*Requirement*: Check each line of the material below, and copy it if it holds the string "SEZIONE".

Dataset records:
'''

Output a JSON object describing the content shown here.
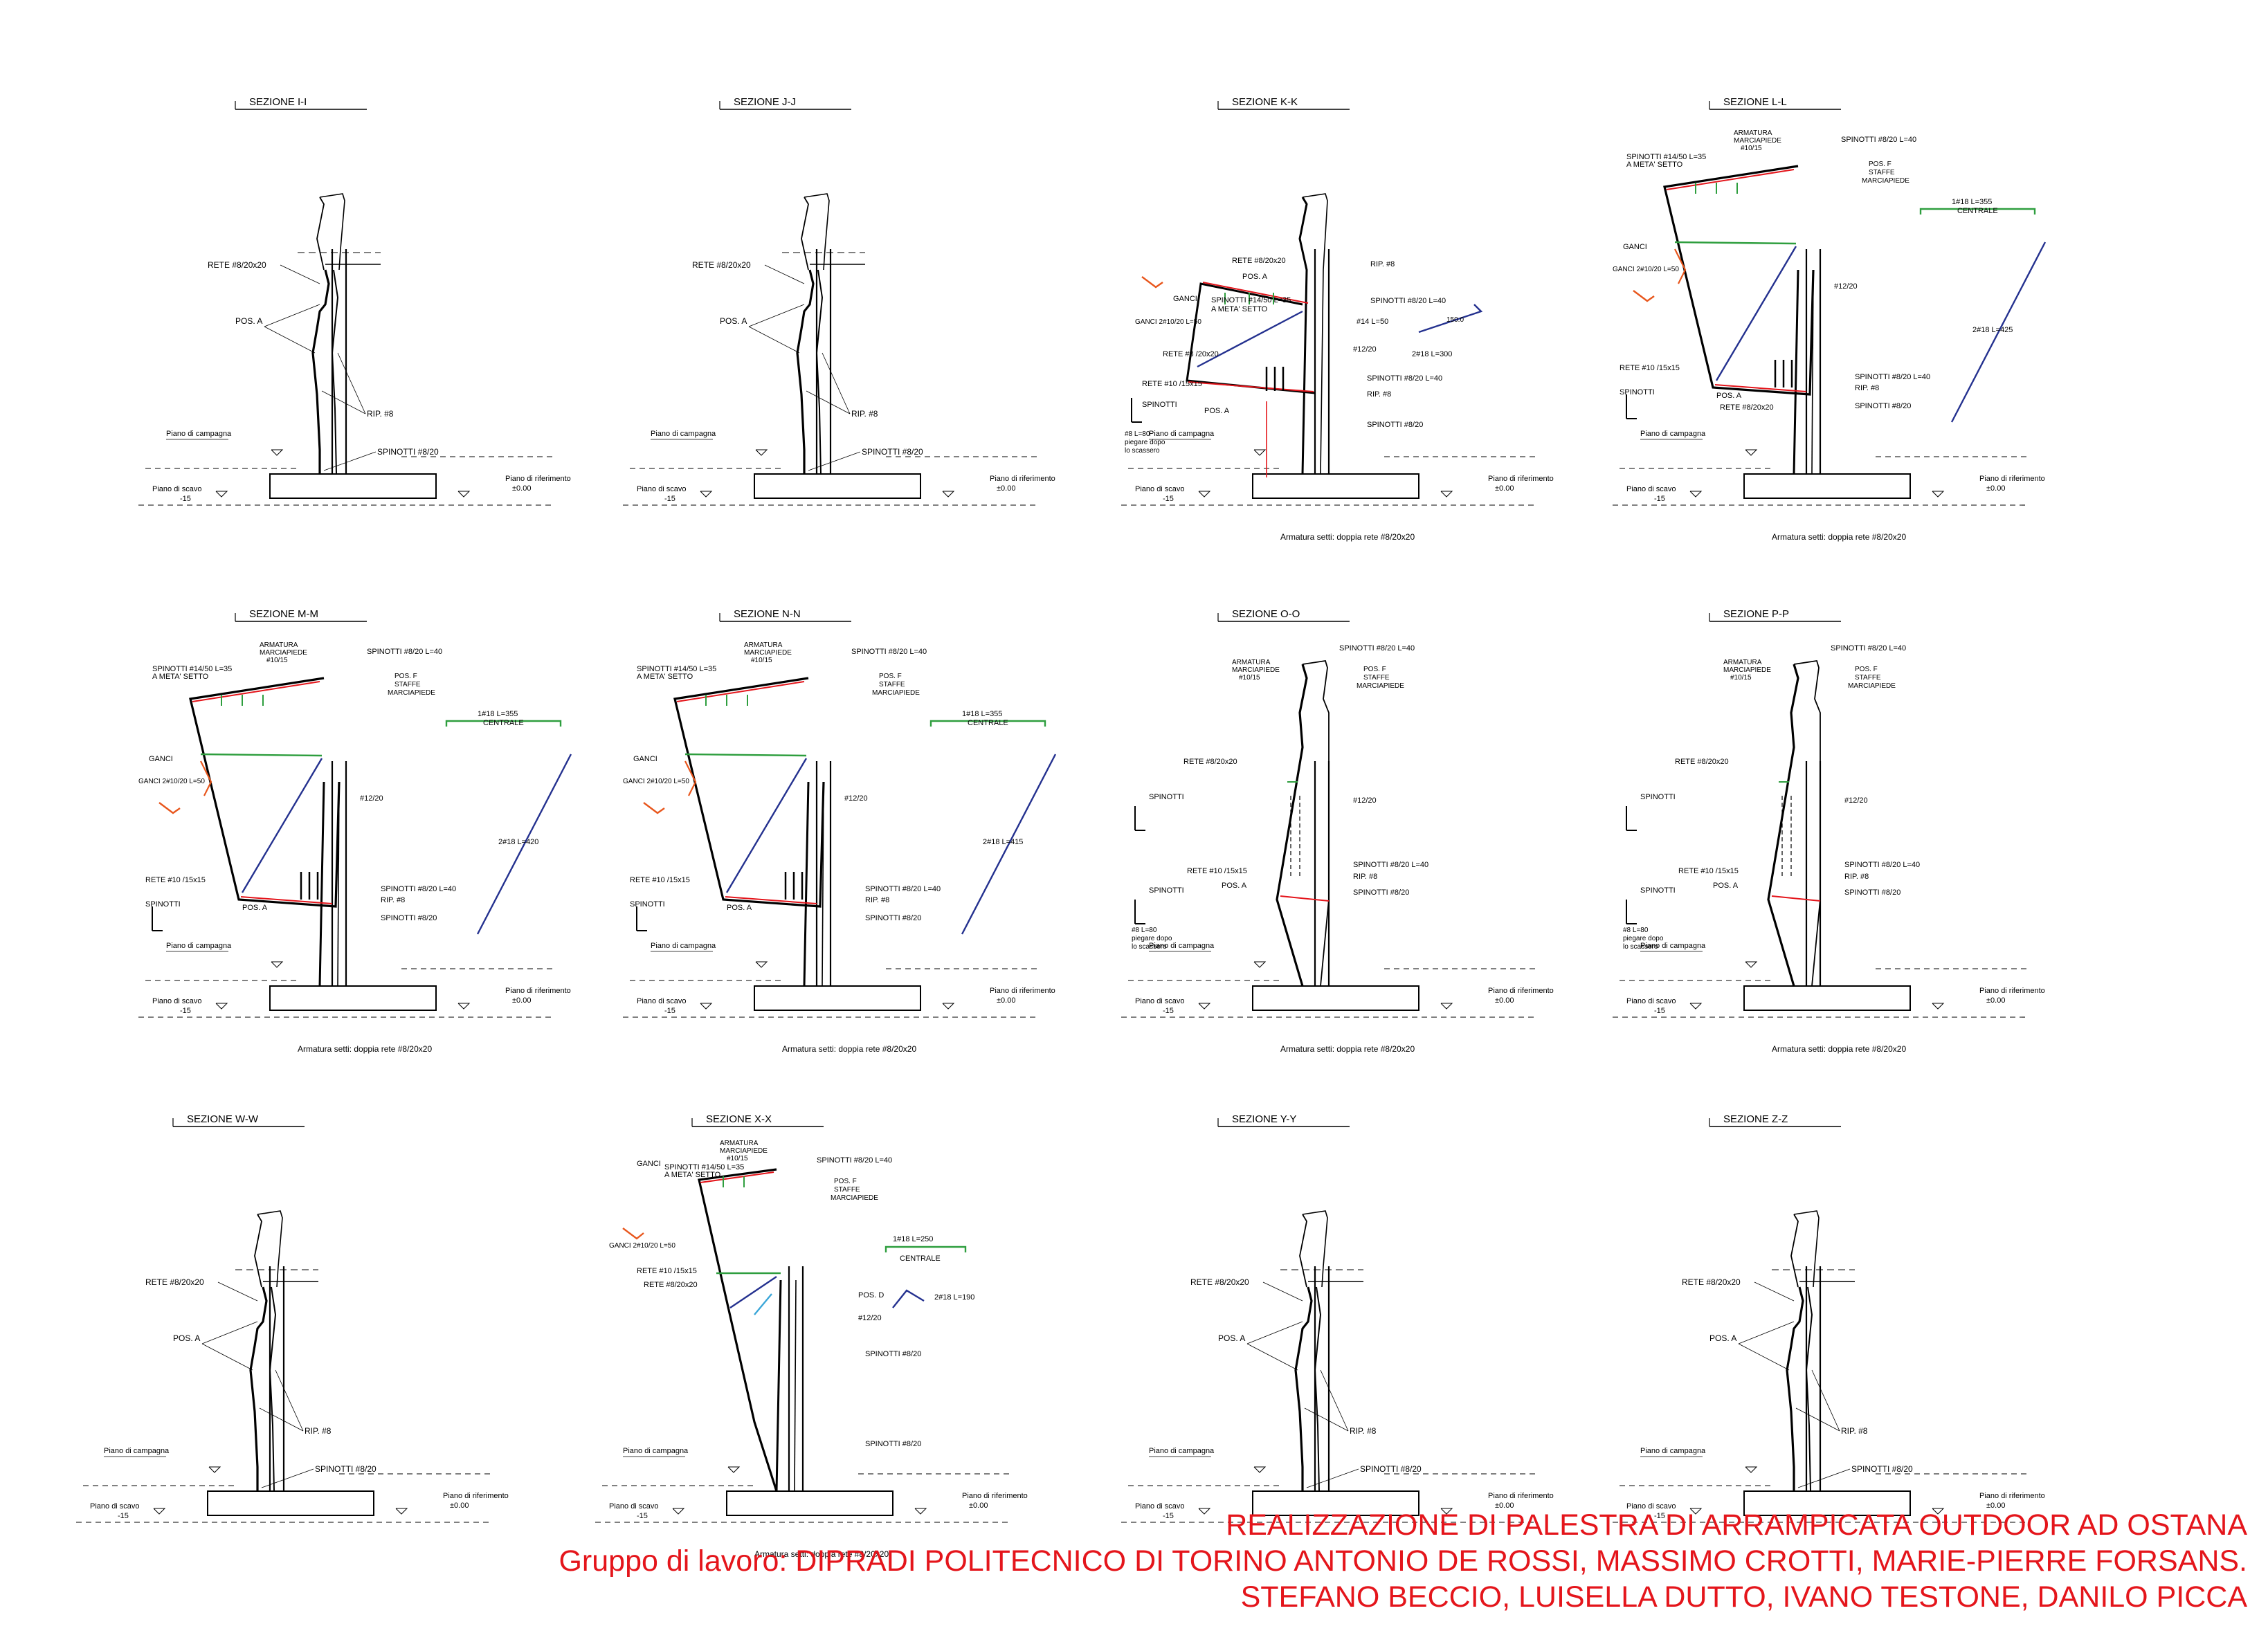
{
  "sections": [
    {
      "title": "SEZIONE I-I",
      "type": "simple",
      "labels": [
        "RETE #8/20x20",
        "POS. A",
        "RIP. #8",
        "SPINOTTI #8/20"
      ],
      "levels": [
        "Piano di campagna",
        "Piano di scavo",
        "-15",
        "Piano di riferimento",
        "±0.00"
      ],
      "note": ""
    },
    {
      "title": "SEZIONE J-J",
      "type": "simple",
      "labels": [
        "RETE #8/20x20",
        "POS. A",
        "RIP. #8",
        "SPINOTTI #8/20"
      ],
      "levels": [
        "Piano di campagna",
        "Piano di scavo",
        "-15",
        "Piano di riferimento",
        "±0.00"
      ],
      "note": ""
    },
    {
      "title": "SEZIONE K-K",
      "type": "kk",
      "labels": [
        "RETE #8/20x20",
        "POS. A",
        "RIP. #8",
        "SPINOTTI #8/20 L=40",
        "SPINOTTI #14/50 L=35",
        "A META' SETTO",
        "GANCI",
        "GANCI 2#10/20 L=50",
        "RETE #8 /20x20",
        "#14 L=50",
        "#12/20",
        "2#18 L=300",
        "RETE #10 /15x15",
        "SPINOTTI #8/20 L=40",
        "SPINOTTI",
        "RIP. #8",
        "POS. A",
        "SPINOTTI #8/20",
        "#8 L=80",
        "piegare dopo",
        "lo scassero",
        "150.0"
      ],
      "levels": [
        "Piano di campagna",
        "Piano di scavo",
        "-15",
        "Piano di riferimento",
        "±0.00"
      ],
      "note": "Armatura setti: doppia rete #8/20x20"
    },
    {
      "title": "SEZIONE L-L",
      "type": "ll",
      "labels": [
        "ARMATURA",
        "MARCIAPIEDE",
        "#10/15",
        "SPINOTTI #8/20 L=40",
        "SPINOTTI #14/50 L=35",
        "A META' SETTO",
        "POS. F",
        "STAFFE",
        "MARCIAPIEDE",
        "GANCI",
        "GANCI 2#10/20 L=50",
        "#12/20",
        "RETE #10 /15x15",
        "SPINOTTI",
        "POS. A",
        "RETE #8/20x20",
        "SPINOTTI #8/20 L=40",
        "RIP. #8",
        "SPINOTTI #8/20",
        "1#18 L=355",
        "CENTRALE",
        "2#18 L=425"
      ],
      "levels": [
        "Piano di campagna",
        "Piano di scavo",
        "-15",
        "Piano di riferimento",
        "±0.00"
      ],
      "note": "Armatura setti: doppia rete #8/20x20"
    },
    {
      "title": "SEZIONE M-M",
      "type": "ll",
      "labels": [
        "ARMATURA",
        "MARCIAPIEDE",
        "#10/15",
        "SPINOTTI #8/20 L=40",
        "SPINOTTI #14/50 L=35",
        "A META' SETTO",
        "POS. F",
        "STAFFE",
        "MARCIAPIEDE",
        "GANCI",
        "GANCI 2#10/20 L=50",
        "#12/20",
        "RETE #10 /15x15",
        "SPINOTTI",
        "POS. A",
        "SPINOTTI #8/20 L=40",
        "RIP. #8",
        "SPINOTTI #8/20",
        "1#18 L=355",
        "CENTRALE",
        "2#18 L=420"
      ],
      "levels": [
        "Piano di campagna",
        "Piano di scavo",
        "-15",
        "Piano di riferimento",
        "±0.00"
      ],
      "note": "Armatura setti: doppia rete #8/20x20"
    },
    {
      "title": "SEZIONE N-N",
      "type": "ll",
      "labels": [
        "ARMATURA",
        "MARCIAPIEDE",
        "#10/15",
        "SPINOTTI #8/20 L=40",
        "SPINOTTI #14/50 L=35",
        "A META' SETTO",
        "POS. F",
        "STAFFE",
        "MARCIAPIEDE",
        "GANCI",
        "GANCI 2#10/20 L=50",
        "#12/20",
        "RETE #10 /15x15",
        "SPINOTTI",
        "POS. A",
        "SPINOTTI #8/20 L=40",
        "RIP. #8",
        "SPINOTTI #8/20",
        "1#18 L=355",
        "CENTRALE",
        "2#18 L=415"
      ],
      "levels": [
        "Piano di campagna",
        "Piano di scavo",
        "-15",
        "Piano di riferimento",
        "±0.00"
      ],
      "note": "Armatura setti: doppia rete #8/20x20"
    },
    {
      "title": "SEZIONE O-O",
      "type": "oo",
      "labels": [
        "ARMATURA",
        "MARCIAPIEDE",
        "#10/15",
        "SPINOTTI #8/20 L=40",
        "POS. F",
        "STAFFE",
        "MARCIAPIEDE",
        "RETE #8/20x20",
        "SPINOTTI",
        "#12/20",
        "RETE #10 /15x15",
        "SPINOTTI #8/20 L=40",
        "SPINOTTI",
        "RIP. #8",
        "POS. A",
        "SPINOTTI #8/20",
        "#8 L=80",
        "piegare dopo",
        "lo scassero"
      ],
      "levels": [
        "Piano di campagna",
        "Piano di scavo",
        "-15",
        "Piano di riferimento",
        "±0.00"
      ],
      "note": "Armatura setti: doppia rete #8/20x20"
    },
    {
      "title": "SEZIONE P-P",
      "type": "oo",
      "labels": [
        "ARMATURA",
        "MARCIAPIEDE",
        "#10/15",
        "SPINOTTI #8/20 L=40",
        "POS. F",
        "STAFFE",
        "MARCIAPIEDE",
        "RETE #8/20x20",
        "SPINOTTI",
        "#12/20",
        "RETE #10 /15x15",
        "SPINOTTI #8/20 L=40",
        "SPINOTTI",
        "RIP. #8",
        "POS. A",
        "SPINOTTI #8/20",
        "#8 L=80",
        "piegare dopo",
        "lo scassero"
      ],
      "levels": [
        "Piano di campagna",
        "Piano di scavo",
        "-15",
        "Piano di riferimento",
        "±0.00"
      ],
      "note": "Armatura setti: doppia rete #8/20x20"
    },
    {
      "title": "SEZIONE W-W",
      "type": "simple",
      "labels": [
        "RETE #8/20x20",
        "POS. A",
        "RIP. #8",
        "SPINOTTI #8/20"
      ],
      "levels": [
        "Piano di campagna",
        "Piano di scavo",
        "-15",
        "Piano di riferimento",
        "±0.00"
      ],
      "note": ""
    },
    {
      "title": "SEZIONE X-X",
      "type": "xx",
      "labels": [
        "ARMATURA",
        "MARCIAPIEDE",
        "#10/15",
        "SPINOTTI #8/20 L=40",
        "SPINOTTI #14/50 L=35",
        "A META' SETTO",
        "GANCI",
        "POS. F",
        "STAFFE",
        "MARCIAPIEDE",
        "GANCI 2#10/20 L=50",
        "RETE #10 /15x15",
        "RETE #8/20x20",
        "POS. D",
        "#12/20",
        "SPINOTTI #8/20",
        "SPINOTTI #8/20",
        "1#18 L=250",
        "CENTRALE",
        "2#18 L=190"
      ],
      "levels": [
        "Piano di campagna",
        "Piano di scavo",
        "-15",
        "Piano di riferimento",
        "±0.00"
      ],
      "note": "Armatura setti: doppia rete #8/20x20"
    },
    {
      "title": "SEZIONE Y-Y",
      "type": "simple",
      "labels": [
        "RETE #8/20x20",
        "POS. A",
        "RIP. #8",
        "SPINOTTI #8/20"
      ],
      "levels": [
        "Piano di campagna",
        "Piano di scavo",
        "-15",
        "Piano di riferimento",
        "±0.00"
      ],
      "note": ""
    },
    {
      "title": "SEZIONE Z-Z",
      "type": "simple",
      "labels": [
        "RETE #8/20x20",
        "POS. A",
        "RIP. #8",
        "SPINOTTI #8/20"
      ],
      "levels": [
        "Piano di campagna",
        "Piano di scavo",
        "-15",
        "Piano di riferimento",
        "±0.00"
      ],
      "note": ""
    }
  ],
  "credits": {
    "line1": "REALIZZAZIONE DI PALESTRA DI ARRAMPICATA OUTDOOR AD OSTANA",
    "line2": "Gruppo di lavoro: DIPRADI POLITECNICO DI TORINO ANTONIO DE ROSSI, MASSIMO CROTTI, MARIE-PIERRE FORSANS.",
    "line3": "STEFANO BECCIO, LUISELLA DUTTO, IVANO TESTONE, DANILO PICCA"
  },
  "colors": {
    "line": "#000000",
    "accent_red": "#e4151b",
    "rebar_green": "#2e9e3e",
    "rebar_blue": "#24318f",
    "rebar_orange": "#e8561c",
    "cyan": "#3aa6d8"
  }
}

'''

*Output*:
      "title": "SEZIONE I-I",
      "title": "SEZIONE J-J",
      "title": "SEZIONE K-K",
      "title": "SEZIONE L-L",
      "title": "SEZIONE M-M",
      "title": "SEZIONE N-N",
      "title": "SEZIONE O-O",
      "title": "SEZIONE P-P",
      "title": "SEZIONE W-W",
      "title": "SEZIONE X-X",
      "title": "SEZIONE Y-Y",
      "title": "SEZIONE Z-Z",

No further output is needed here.